PROBLEM:
Copy every line of the data that contains the string "content".

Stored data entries

------------------------

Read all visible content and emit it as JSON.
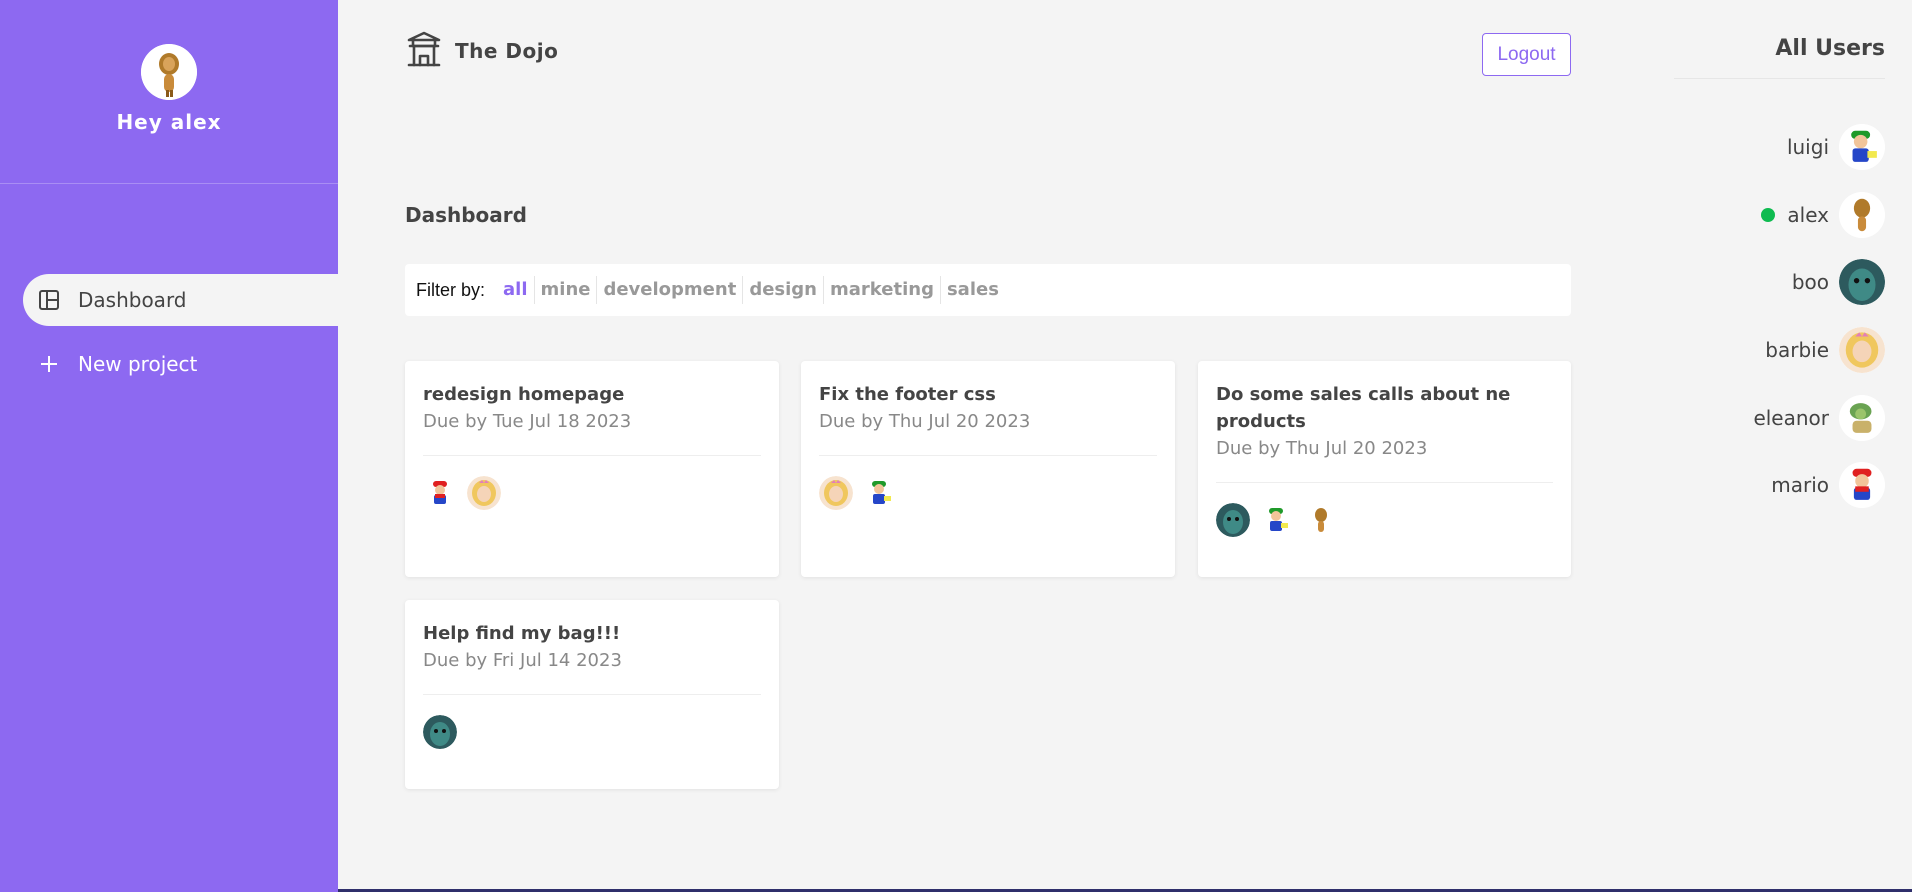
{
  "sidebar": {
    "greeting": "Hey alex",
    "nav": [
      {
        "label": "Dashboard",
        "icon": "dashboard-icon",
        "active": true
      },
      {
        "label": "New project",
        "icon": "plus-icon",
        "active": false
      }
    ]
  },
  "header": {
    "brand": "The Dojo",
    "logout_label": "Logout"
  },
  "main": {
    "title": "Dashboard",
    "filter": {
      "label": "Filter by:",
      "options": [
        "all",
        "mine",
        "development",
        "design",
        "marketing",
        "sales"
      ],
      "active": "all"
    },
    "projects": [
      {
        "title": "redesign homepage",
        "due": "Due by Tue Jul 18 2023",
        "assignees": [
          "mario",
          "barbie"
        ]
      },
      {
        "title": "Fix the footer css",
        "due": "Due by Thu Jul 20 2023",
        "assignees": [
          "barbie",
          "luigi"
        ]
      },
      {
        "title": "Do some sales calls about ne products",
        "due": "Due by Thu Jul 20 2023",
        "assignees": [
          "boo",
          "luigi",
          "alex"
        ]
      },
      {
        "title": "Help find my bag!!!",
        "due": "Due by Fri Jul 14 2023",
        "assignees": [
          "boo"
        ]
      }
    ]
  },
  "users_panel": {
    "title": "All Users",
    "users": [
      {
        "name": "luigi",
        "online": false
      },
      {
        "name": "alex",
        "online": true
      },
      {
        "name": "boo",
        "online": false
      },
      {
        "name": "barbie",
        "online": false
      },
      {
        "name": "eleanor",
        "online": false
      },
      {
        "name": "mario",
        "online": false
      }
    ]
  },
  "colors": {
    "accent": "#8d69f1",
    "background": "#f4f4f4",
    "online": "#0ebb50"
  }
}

------------------------

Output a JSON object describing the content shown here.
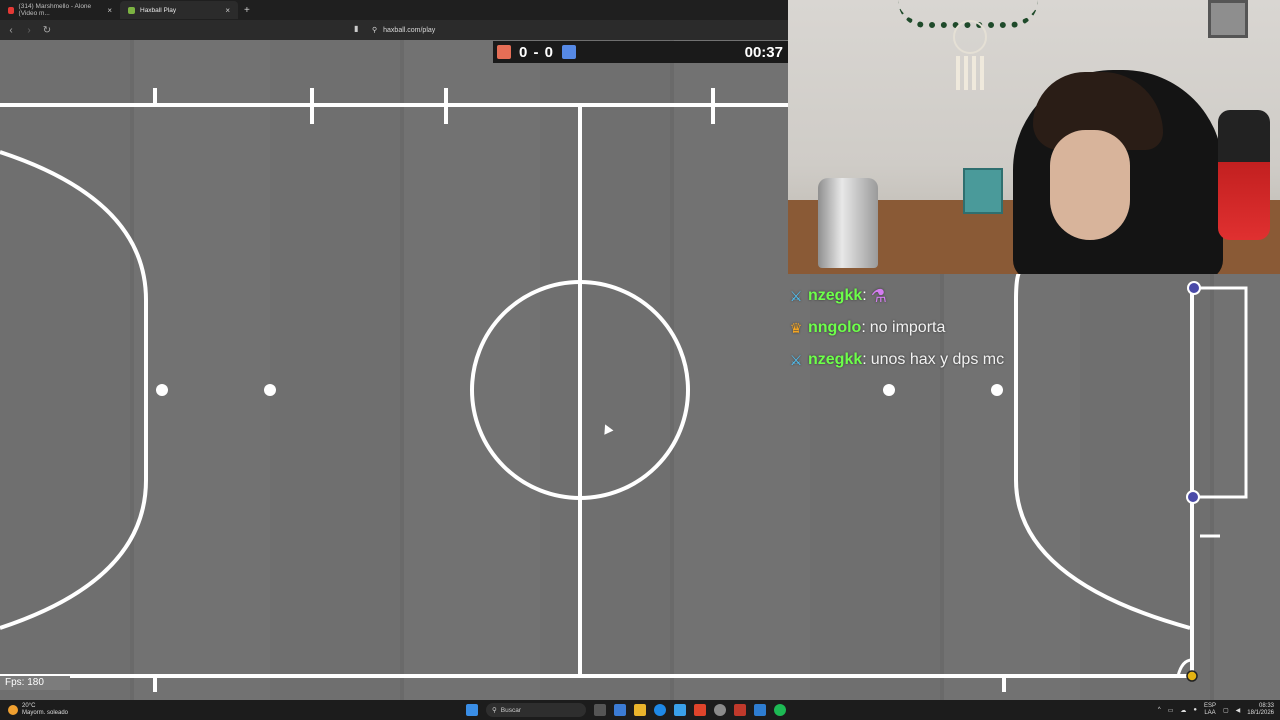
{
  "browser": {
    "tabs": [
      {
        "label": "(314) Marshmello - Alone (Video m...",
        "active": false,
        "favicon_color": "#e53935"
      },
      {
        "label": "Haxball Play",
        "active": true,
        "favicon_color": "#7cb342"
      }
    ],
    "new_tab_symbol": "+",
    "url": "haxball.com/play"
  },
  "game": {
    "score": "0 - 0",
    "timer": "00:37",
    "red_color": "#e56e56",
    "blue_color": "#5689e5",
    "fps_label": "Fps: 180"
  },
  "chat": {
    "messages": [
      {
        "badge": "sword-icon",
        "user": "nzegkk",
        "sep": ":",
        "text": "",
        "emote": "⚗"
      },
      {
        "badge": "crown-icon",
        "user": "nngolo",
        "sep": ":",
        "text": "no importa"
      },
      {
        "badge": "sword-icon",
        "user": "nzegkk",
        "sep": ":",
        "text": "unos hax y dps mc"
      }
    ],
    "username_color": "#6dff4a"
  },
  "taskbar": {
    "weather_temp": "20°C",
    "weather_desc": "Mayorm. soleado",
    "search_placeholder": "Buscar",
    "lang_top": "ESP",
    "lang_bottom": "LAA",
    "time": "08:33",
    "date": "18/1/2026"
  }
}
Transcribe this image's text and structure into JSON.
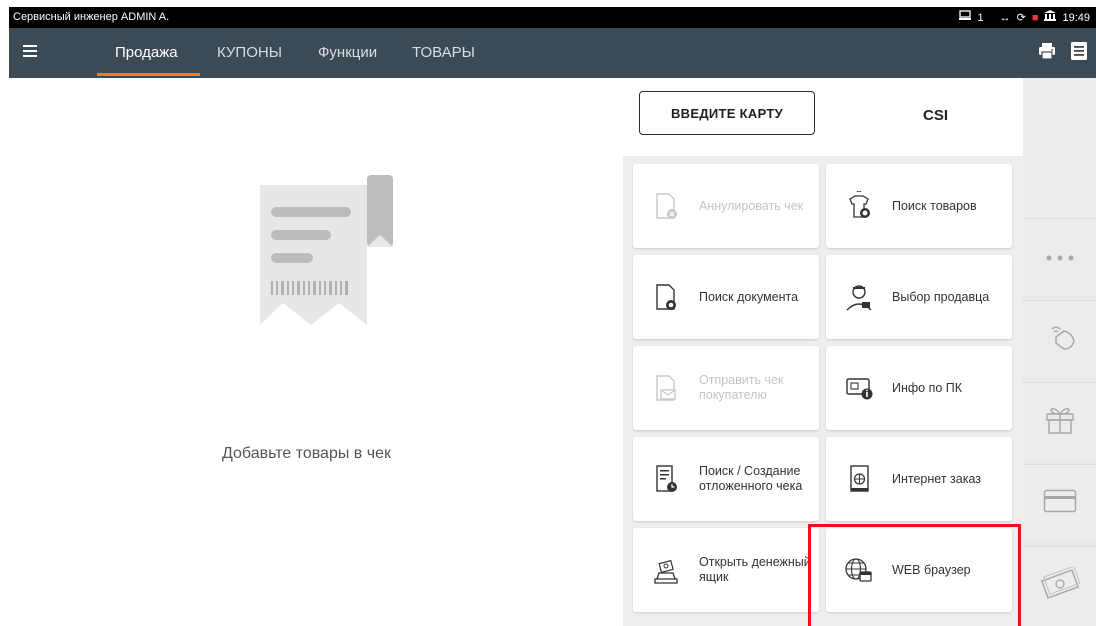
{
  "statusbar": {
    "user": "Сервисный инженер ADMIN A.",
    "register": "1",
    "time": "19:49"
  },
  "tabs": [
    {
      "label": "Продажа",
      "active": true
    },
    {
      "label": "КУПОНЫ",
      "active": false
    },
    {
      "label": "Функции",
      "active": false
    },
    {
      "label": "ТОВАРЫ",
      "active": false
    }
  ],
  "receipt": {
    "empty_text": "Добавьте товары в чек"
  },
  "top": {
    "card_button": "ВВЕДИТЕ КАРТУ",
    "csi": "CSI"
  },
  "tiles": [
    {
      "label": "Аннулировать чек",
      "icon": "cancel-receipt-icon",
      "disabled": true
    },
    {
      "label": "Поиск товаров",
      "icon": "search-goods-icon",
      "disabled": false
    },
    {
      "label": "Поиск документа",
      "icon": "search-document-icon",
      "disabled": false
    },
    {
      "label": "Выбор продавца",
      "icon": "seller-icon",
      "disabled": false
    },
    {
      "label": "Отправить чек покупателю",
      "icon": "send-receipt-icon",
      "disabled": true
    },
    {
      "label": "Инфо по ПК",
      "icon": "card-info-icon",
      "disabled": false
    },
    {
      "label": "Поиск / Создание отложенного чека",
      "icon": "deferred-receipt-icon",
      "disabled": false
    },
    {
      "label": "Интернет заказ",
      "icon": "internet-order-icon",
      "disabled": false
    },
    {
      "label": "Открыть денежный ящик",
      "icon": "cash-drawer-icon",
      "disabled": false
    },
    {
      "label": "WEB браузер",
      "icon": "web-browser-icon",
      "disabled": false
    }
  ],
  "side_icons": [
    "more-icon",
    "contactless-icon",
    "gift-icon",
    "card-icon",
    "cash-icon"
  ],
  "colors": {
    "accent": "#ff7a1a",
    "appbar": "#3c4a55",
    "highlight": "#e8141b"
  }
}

------------------------

TASK ANSWER:
Read all visible content and emit it as JSON.
Output a JSON object describing the content shown here.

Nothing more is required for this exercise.